◆ **STATED PROBLEM**
Make an exact copy of the entries, and keep any pictures out of it.

◆ **DATA EXCERPTS**
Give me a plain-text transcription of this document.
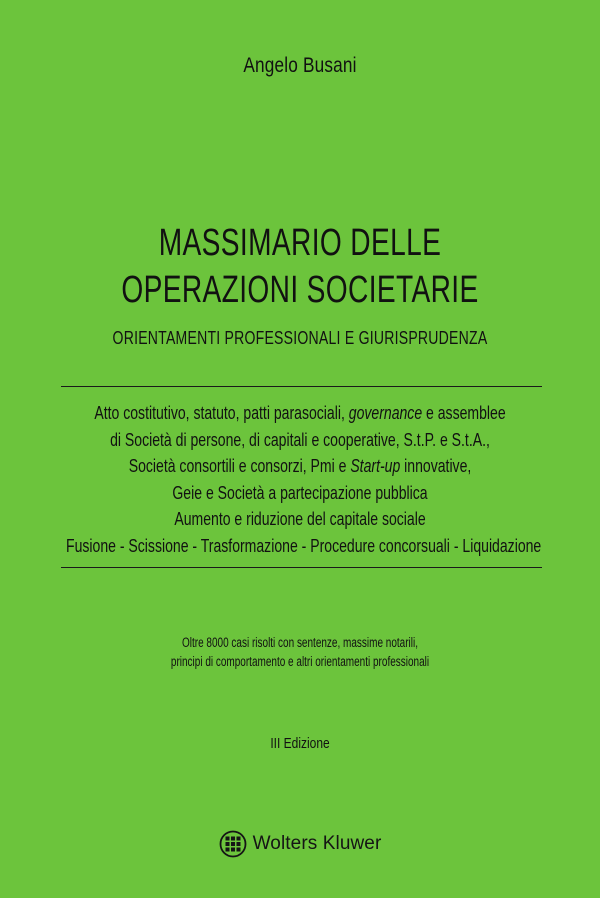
Angelo Busani
MASSIMARIO DELLE
OPERAZIONI SOCIETARIE
ORIENTAMENTI PROFESSIONALI E GIURISPRUDENZA
Atto costitutivo, statuto, patti parasociali, governance e assemblee
di Società di persone, di capitali e cooperative, S.t.P. e S.t.A.,
Società consortili e consorzi, Pmi e Start-up innovative,
Geie e Società a partecipazione pubblica
Aumento e riduzione del capitale sociale
Fusione - Scissione - Trasformazione - Procedure concorsuali - Liquidazione
Oltre 8000 casi risolti con sentenze, massime notarili,
principi di comportamento e altri orientamenti professionali
III Edizione
Wolters Kluwer
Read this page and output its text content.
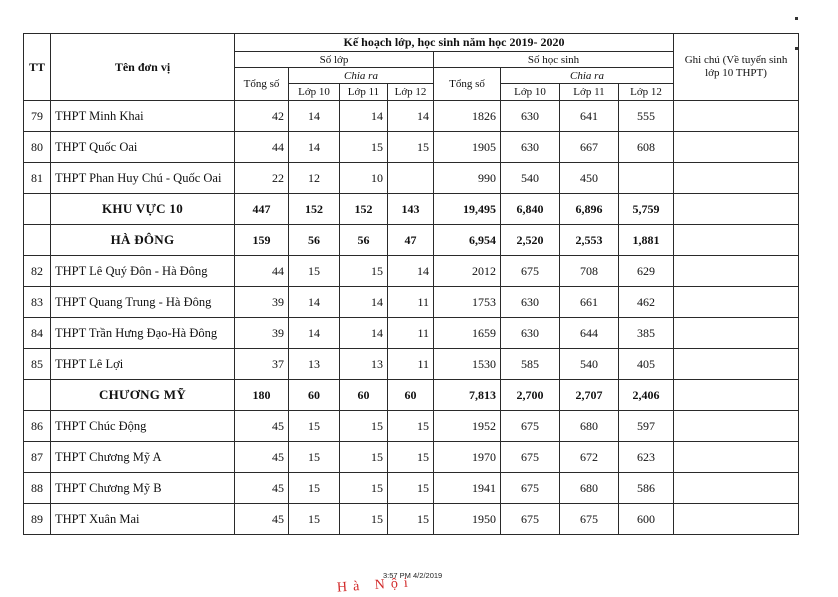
TT	Tên đơn vị	Kế hoạch lớp, học sinh năm học 2019- 2020								Ghi chú (Về tuyển sinh lớp 10 THPT)
		Số lớp				Số học sinh				
		Tổng số	Chia ra			Tổng số	Chia ra			
			Lớp 10	Lớp 11	Lớp 12		Lớp 10	Lớp 11	Lớp 12	
79	THPT Minh Khai	42	14	14	14	1826	630	641	555	
80	THPT Quốc Oai	44	14	15	15	1905	630	667	608	
81	THPT Phan Huy Chú - Quốc Oai	22	12	10		990	540	450		
	KHU VỰC 10	447	152	152	143	19,495	6,840	6,896	5,759	
	HÀ ĐÔNG	159	56	56	47	6,954	2,520	2,553	1,881	
82	THPT Lê Quý Đôn - Hà Đông	44	15	15	14	2012	675	708	629	
83	THPT Quang Trung - Hà Đông	39	14	14	11	1753	630	661	462	
84	THPT Trần Hưng Đạo-Hà Đông	39	14	14	11	1659	630	644	385	
85	THPT Lê Lợi	37	13	13	11	1530	585	540	405	
	CHƯƠNG MỸ	180	60	60	60	7,813	2,700	2,707	2,406	
86	THPT Chúc Động	45	15	15	15	1952	675	680	597	
87	THPT Chương Mỹ A	45	15	15	15	1970	675	672	623	
88	THPT Chương Mỹ B	45	15	15	15	1941	675	680	586	
89	THPT Xuân Mai	45	15	15	15	1950	675	675	600	
3:57 PM 4/2/2019
Hà Nội
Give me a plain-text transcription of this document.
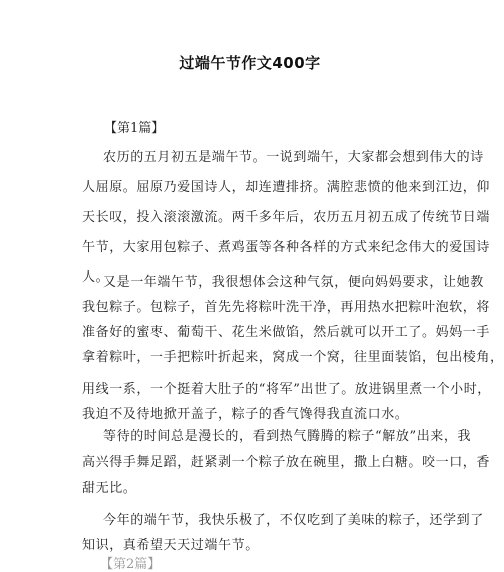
过端午节作文400字
【第1篇】
农历的五月初五是端午节。一说到端午，大家都会想到伟大的诗
人屈原。屈原乃爱国诗人，却连遭排挤。满腔悲愤的他来到江边，仰
天长叹，投入滚滚激流。两千多年后，农历五月初五成了传统节日端
午节，大家用包粽子、煮鸡蛋等各种各样的方式来纪念伟大的爱国诗
人。
又是一年端午节，我很想体会这种气氛，便向妈妈要求，让她教
我包粽子。包粽子，首先先将粽叶洗干净，再用热水把粽叶泡软，将
准备好的蜜枣、葡萄干、花生米做馅，然后就可以开工了。妈妈一手
拿着粽叶，一手把粽叶折起来，窝成一个窝，往里面装馅，包出棱角，
用线一系，一个挺着大肚子的“将军”出世了。放进锅里煮一个小时，
我迫不及待地掀开盖子，粽子的香气馋得我直流口水。
等待的时间总是漫长的，看到热气腾腾的粽子“解放”出来，我
高兴得手舞足蹈，赶紧剥一个粽子放在碗里，撒上白糖。咬一口，香
甜无比。
今年的端午节，我快乐极了，不仅吃到了美味的粽子，还学到了
知识，真希望天天过端午节。
【第2篇】
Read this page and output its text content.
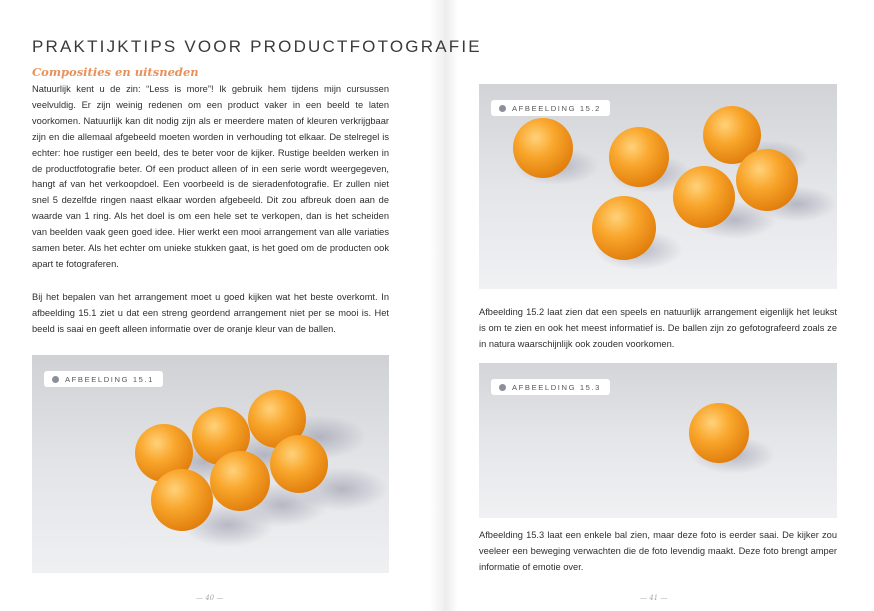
PRAKTIJKTIPS VOOR PRODUCTFOTOGRAFIE
Composities en uitsneden

Natuurlijk kent u de zin: “Less is more”! Ik gebruik hem tijdens mijn cursussen veelvuldig. Er zijn weinig redenen om een product vaker in een beeld te laten voorkomen. Natuurlijk kan dit nodig zijn als er meerdere maten of kleuren verkrijgbaar zijn en die allemaal afgebeeld moeten worden in verhouding tot elkaar. De stelregel is echter: hoe rustiger een beeld, des te beter voor de kijker. Rustige beelden werken in de productfotografie beter. Of een product alleen of in een serie wordt weergegeven, hangt af van het verkoopdoel. Een voorbeeld is de sieradenfotografie. Er zullen niet snel 5 dezelfde ringen naast elkaar worden afgebeeld. Dit zou afbreuk doen aan de waarde van 1 ring. Als het doel is om een hele set te verkopen, dan is het scheiden van beelden vaak geen goed idee. Hier werkt een mooi arrangement van alle variaties samen beter. Als het echter om unieke stukken gaat, is het goed om de producten ook apart te fotograferen.

Bij het bepalen van het arrangement moet u goed kijken wat het beste overkomt. In afbeelding 15.1 ziet u dat een streng geordend arrangement niet per se mooi is. Het beeld is saai en geeft alleen informatie over de oranje kleur van de ballen.

AFBEELDING 15.1
AFBEELDING 15.2

Afbeelding 15.2 laat zien dat een speels en natuurlijk arrangement eigenlijk het leukst is om te zien en ook het meest informatief is. De ballen zijn zo gefotografeerd zoals ze in natura waarschijnlijk ook zouden voorkomen.

AFBEELDING 15.3

Afbeelding 15.3 laat een enkele bal zien, maar deze foto is eerder saai. De kijker zou veeleer een beweging verwachten die de foto levendig maakt. Deze foto brengt amper informatie of emotie over.

— 40 —	— 41 —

◆ **TASK RESULT**
Give me a plain-text transcription of this document.
Angelo Busani
MASSIMARIO DELLE
OPERAZIONI SOCIETARIE
ORIENTAMENTI PROFESSIONALI E GIURISPRUDENZA
Atto costitutivo, statuto, patti parasociali, governance e assemblee
di Società di persone, di capitali e cooperative, S.t.P. e S.t.A.,
Società consortili e consorzi, Pmi e Start-up innovative,
Geie e Società a partecipazione pubblica
Aumento e riduzione del capitale sociale
Fusione - Scissione - Trasformazione - Procedure concorsuali - Liquidazione
Oltre 8000 casi risolti con sentenze, massime notarili,
principi di comportamento e altri orientamenti professionali
III Edizione
Wolters Kluwer
Read this page and output its text content.
TT	Tên đơn vị	Kế hoạch lớp, học sinh năm học 2019- 2020								Ghi chú (Về tuyển sinh lớp 10 THPT)
		Số lớp				Số học sinh				
		Tổng số	Chia ra			Tổng số	Chia ra			
			Lớp 10	Lớp 11	Lớp 12		Lớp 10	Lớp 11	Lớp 12	
79	THPT Minh Khai	42	14	14	14	1826	630	641	555	
80	THPT Quốc Oai	44	14	15	15	1905	630	667	608	
81	THPT Phan Huy Chú - Quốc Oai	22	12	10		990	540	450		
	KHU VỰC 10	447	152	152	143	19,495	6,840	6,896	5,759	
	HÀ ĐÔNG	159	56	56	47	6,954	2,520	2,553	1,881	
82	THPT Lê Quý Đôn - Hà Đông	44	15	15	14	2012	675	708	629	
83	THPT Quang Trung - Hà Đông	39	14	14	11	1753	630	661	462	
84	THPT Trần Hưng Đạo-Hà Đông	39	14	14	11	1659	630	644	385	
85	THPT Lê Lợi	37	13	13	11	1530	585	540	405	
	CHƯƠNG MỸ	180	60	60	60	7,813	2,700	2,707	2,406	
86	THPT Chúc Động	45	15	15	15	1952	675	680	597	
87	THPT Chương Mỹ A	45	15	15	15	1970	675	672	623	
88	THPT Chương Mỹ B	45	15	15	15	1941	675	680	586	
89	THPT Xuân Mai	45	15	15	15	1950	675	675	600	
3:57 PM 4/2/2019
Hà Nội
Give me a plain-text transcription of this document.
过端午节作文400字
【第1篇】
农历的五月初五是端午节。一说到端午，大家都会想到伟大的诗
人屈原。屈原乃爱国诗人，却连遭排挤。满腔悲愤的他来到江边，仰
天长叹，投入滚滚激流。两千多年后，农历五月初五成了传统节日端
午节，大家用包粽子、煮鸡蛋等各种各样的方式来纪念伟大的爱国诗
人。
又是一年端午节，我很想体会这种气氛，便向妈妈要求，让她教
我包粽子。包粽子，首先先将粽叶洗干净，再用热水把粽叶泡软，将
准备好的蜜枣、葡萄干、花生米做馅，然后就可以开工了。妈妈一手
拿着粽叶，一手把粽叶折起来，窝成一个窝，往里面装馅，包出棱角，
用线一系，一个挺着大肚子的“将军”出世了。放进锅里煮一个小时，
我迫不及待地掀开盖子，粽子的香气馋得我直流口水。
等待的时间总是漫长的，看到热气腾腾的粽子“解放”出来，我
高兴得手舞足蹈，赶紧剥一个粽子放在碗里，撒上白糖。咬一口，香
甜无比。
今年的端午节，我快乐极了，不仅吃到了美味的粽子，还学到了
知识，真希望天天过端午节。
【第2篇】
Read this page and output its text content.
PRAKTIJKTIPS VOOR PRODUCTFOTOGRAFIE
Composities en uitsneden

Natuurlijk kent u de zin: “Less is more”! Ik gebruik hem tijdens mijn cursussen veelvuldig. Er zijn weinig redenen om een product vaker in een beeld te laten voorkomen. Natuurlijk kan dit nodig zijn als er meerdere maten of kleuren verkrijgbaar zijn en die allemaal afgebeeld moeten worden in verhouding tot elkaar. De stelregel is echter: hoe rustiger een beeld, des te beter voor de kijker. Rustige beelden werken in de productfotografie beter. Of een product alleen of in een serie wordt weergegeven, hangt af van het verkoopdoel. Een voorbeeld is de sieradenfotografie. Er zullen niet snel 5 dezelfde ringen naast elkaar worden afgebeeld. Dit zou afbreuk doen aan de waarde van 1 ring. Als het doel is om een hele set te verkopen, dan is het scheiden van beelden vaak geen goed idee. Hier werkt een mooi arrangement van alle variaties samen beter. Als het echter om unieke stukken gaat, is het goed om de producten ook apart te fotograferen.

Bij het bepalen van het arrangement moet u goed kijken wat het beste overkomt. In afbeelding 15.1 ziet u dat een streng geordend arrangement niet per se mooi is. Het beeld is saai en geeft alleen informatie over de oranje kleur van de ballen.

AFBEELDING 15.1
AFBEELDING 15.2

Afbeelding 15.2 laat zien dat een speels en natuurlijk arrangement eigenlijk het leukst is om te zien en ook het meest informatief is. De ballen zijn zo gefotografeerd zoals ze in natura waarschijnlijk ook zouden voorkomen.

AFBEELDING 15.3

Afbeelding 15.3 laat een enkele bal zien, maar deze foto is eerder saai. De kijker zou veeleer een beweging verwachten die de foto levendig maakt. Deze foto brengt amper informatie of emotie over.

— 40 —	— 41 —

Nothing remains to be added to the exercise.